▸ Goal of the exercise:
Reproduce all of the data below, substituting "radical-sign" for every occurrence of "sqrt-symbol" and leaving everything else unchanged.

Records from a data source
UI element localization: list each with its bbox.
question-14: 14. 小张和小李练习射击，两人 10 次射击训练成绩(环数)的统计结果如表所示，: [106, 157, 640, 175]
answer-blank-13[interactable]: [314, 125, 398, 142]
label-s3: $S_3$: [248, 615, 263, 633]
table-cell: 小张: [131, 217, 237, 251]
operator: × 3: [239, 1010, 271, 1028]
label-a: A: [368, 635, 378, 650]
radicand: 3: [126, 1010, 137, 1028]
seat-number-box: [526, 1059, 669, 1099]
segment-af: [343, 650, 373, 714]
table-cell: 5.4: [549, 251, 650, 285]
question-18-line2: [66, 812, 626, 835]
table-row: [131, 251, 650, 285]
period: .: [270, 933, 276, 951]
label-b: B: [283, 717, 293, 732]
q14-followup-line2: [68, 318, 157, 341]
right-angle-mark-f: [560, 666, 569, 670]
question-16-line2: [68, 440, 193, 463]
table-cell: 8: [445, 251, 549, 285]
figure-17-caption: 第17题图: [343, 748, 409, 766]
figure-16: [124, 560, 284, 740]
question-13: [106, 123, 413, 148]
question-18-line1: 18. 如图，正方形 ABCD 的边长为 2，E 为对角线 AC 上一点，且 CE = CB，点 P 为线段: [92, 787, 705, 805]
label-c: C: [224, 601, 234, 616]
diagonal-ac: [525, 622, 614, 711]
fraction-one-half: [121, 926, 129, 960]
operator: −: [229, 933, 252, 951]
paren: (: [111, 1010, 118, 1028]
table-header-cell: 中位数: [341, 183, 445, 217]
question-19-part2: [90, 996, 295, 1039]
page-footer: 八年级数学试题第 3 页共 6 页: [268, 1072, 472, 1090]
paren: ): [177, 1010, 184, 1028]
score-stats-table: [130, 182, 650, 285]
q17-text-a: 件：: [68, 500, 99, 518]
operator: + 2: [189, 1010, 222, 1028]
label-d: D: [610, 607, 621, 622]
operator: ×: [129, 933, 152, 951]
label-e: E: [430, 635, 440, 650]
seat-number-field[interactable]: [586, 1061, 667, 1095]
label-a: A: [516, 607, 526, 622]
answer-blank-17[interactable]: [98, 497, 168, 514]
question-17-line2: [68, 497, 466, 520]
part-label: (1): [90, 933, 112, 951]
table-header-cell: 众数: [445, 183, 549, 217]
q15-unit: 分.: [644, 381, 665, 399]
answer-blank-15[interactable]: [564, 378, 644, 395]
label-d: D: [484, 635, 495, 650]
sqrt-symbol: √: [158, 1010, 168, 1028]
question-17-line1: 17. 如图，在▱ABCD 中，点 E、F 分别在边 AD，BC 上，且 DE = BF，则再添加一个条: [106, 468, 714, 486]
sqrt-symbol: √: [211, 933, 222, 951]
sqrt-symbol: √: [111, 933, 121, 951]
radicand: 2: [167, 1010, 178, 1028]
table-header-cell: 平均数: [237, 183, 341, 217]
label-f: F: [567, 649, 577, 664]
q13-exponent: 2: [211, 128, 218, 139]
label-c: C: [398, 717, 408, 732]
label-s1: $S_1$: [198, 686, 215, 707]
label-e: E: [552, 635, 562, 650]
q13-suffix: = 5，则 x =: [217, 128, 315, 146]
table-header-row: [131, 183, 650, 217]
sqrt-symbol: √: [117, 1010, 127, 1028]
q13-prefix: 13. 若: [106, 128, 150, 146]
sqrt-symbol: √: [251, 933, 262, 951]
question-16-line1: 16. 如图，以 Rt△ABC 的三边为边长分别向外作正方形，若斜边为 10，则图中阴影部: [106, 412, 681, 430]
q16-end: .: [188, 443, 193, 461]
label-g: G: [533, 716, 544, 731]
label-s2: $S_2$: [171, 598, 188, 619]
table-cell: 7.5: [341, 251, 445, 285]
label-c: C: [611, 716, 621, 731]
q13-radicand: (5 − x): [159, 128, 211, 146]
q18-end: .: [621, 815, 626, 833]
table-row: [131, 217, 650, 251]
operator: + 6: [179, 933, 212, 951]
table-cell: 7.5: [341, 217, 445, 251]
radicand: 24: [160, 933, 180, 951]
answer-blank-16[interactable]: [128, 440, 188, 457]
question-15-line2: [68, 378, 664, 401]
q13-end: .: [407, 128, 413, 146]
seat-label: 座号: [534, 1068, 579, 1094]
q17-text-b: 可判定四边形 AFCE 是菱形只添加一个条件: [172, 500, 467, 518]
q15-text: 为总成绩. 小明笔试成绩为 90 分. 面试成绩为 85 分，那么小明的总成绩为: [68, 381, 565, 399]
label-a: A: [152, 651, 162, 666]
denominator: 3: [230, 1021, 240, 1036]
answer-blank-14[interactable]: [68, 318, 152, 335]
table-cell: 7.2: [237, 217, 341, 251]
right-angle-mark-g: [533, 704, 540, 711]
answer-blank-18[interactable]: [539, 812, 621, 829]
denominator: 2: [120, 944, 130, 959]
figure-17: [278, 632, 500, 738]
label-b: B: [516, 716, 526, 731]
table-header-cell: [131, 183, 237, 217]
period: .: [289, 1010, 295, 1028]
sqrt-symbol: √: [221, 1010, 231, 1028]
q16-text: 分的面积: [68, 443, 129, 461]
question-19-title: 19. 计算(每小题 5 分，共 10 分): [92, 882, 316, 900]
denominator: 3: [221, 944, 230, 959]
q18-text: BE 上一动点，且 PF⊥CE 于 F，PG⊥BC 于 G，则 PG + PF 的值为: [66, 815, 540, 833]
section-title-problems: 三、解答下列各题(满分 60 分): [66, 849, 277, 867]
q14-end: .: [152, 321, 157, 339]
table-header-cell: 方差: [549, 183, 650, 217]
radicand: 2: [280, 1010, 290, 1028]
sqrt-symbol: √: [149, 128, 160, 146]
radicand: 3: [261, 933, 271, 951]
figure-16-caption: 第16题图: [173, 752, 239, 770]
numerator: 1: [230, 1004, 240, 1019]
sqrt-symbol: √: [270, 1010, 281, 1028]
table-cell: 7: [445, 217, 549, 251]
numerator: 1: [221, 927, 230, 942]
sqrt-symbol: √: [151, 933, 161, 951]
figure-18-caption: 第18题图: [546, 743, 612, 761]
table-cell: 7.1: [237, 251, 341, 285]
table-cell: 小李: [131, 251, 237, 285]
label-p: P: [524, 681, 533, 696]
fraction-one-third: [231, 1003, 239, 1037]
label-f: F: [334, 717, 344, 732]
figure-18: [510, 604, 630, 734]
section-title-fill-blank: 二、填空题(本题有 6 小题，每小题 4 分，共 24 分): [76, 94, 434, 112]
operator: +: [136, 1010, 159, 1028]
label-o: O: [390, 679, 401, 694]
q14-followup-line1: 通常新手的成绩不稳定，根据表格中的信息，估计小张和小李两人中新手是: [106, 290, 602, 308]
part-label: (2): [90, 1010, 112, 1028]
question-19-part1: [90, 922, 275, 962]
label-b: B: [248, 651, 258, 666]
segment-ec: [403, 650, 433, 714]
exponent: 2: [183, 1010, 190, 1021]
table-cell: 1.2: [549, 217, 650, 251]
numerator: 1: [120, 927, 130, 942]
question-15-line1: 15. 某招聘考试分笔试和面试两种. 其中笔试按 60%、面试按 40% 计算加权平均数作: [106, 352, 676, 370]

▸ Result:
UI element localization: list each with its bbox.
question-14: 14. 小张和小李练习射击，两人 10 次射击训练成绩(环数)的统计结果如表所示，: [106, 157, 640, 175]
answer-blank-13[interactable]: [314, 125, 398, 142]
label-s3: $S_3$: [248, 615, 263, 633]
table-cell: 小张: [131, 217, 237, 251]
operator: × 3: [239, 1010, 271, 1028]
label-a: A: [368, 635, 378, 650]
radicand: 3: [126, 1010, 137, 1028]
seat-number-box: [526, 1059, 669, 1099]
segment-af: [343, 650, 373, 714]
table-cell: 5.4: [549, 251, 650, 285]
question-18-line2: [66, 812, 626, 835]
table-row: [131, 251, 650, 285]
period: .: [270, 933, 276, 951]
label-b: B: [283, 717, 293, 732]
q14-followup-line2: [68, 318, 157, 341]
right-angle-mark-f: [560, 666, 569, 670]
question-16-line2: [68, 440, 193, 463]
table-cell: 8: [445, 251, 549, 285]
figure-17-caption: 第17题图: [343, 748, 409, 766]
figure-16: [124, 560, 284, 740]
question-13: [106, 123, 413, 148]
question-18-line1: 18. 如图，正方形 ABCD 的边长为 2，E 为对角线 AC 上一点，且 CE = CB，点 P 为线段: [92, 787, 705, 805]
label-c: C: [224, 601, 234, 616]
diagonal-ac: [525, 622, 614, 711]
fraction-one-half: [121, 926, 129, 960]
operator: −: [229, 933, 252, 951]
paren: (: [111, 1010, 118, 1028]
table-header-cell: 中位数: [341, 183, 445, 217]
question-19-part2: [90, 996, 295, 1039]
page-footer: 八年级数学试题第 3 页共 6 页: [268, 1072, 472, 1090]
paren: ): [177, 1010, 184, 1028]
score-stats-table: [130, 182, 650, 285]
q17-text-a: 件：: [68, 500, 99, 518]
operator: + 2: [189, 1010, 222, 1028]
label-d: D: [610, 607, 621, 622]
operator: ×: [129, 933, 152, 951]
label-e: E: [430, 635, 440, 650]
seat-number-field[interactable]: [586, 1061, 667, 1095]
label-a: A: [516, 607, 526, 622]
answer-blank-17[interactable]: [98, 497, 168, 514]
question-17-line2: [68, 497, 466, 520]
part-label: (1): [90, 933, 112, 951]
table-header-cell: 众数: [445, 183, 549, 217]
q15-unit: 分.: [644, 381, 665, 399]
answer-blank-15[interactable]: [564, 378, 644, 395]
label-d: D: [484, 635, 495, 650]
radical-sign: √: [158, 1010, 168, 1028]
question-17-line1: 17. 如图，在▱ABCD 中，点 E、F 分别在边 AD，BC 上，且 DE = BF，则再添加一个条: [106, 468, 714, 486]
radical-sign: √: [211, 933, 222, 951]
radical-sign: √: [111, 933, 121, 951]
radicand: 2: [167, 1010, 178, 1028]
table-header-cell: 平均数: [237, 183, 341, 217]
label-f: F: [567, 649, 577, 664]
q13-exponent: 2: [211, 128, 218, 139]
label-c: C: [398, 717, 408, 732]
label-s1: $S_1$: [198, 686, 215, 707]
label-e: E: [552, 635, 562, 650]
q13-suffix: = 5，则 x =: [217, 128, 315, 146]
table-header-row: [131, 183, 650, 217]
radical-sign: √: [117, 1010, 127, 1028]
q13-prefix: 13. 若: [106, 128, 150, 146]
radical-sign: √: [251, 933, 262, 951]
question-16-line1: 16. 如图，以 Rt△ABC 的三边为边长分别向外作正方形，若斜边为 10，则图中阴影部: [106, 412, 681, 430]
q16-end: .: [188, 443, 193, 461]
label-g: G: [533, 716, 544, 731]
label-s2: $S_2$: [171, 598, 188, 619]
table-cell: 7.5: [341, 251, 445, 285]
label-c: C: [611, 716, 621, 731]
q13-radicand: (5 − x): [159, 128, 211, 146]
q18-end: .: [621, 815, 626, 833]
table-row: [131, 217, 650, 251]
operator: + 6: [179, 933, 212, 951]
table-cell: 7.5: [341, 217, 445, 251]
radicand: 24: [160, 933, 180, 951]
answer-blank-16[interactable]: [128, 440, 188, 457]
question-15-line2: [68, 378, 664, 401]
q13-end: .: [407, 128, 413, 146]
seat-label: 座号: [534, 1068, 579, 1094]
q17-text-b: 可判定四边形 AFCE 是菱形只添加一个条件: [172, 500, 467, 518]
q15-text: 为总成绩. 小明笔试成绩为 90 分. 面试成绩为 85 分，那么小明的总成绩为: [68, 381, 565, 399]
label-a: A: [152, 651, 162, 666]
denominator: 3: [230, 1021, 240, 1036]
answer-blank-14[interactable]: [68, 318, 152, 335]
table-cell: 7.2: [237, 217, 341, 251]
right-angle-mark-g: [533, 704, 540, 711]
answer-blank-18[interactable]: [539, 812, 621, 829]
denominator: 2: [120, 944, 130, 959]
figure-17: [278, 632, 500, 738]
label-b: B: [516, 716, 526, 731]
table-header-cell: [131, 183, 237, 217]
period: .: [289, 1010, 295, 1028]
radical-sign: √: [221, 1010, 231, 1028]
q16-text: 分的面积: [68, 443, 129, 461]
question-19-title: 19. 计算(每小题 5 分，共 10 分): [92, 882, 316, 900]
denominator: 3: [221, 944, 230, 959]
q18-text: BE 上一动点，且 PF⊥CE 于 F，PG⊥BC 于 G，则 PG + PF 的值为: [66, 815, 540, 833]
section-title-problems: 三、解答下列各题(满分 60 分): [66, 849, 277, 867]
q14-end: .: [152, 321, 157, 339]
table-header-cell: 方差: [549, 183, 650, 217]
radicand: 2: [280, 1010, 290, 1028]
radical-sign: √: [149, 128, 160, 146]
radicand: 3: [261, 933, 271, 951]
figure-16-caption: 第16题图: [173, 752, 239, 770]
numerator: 1: [230, 1004, 240, 1019]
radical-sign: √: [270, 1010, 281, 1028]
table-cell: 7: [445, 217, 549, 251]
numerator: 1: [221, 927, 230, 942]
radical-sign: √: [151, 933, 161, 951]
figure-18-caption: 第18题图: [546, 743, 612, 761]
table-cell: 7.1: [237, 251, 341, 285]
table-cell: 小李: [131, 251, 237, 285]
label-p: P: [524, 681, 533, 696]
fraction-one-third: [231, 1003, 239, 1037]
label-f: F: [334, 717, 344, 732]
figure-18: [510, 604, 630, 734]
section-title-fill-blank: 二、填空题(本题有 6 小题，每小题 4 分，共 24 分): [76, 94, 434, 112]
operator: +: [136, 1010, 159, 1028]
label-o: O: [390, 679, 401, 694]
q14-followup-line1: 通常新手的成绩不稳定，根据表格中的信息，估计小张和小李两人中新手是: [106, 290, 602, 308]
part-label: (2): [90, 1010, 112, 1028]
question-19-part1: [90, 922, 275, 962]
label-b: B: [248, 651, 258, 666]
segment-ec: [403, 650, 433, 714]
exponent: 2: [183, 1010, 190, 1021]
table-cell: 1.2: [549, 217, 650, 251]
numerator: 1: [120, 927, 130, 942]
question-15-line1: 15. 某招聘考试分笔试和面试两种. 其中笔试按 60%、面试按 40% 计算加权平均数作: [106, 352, 676, 370]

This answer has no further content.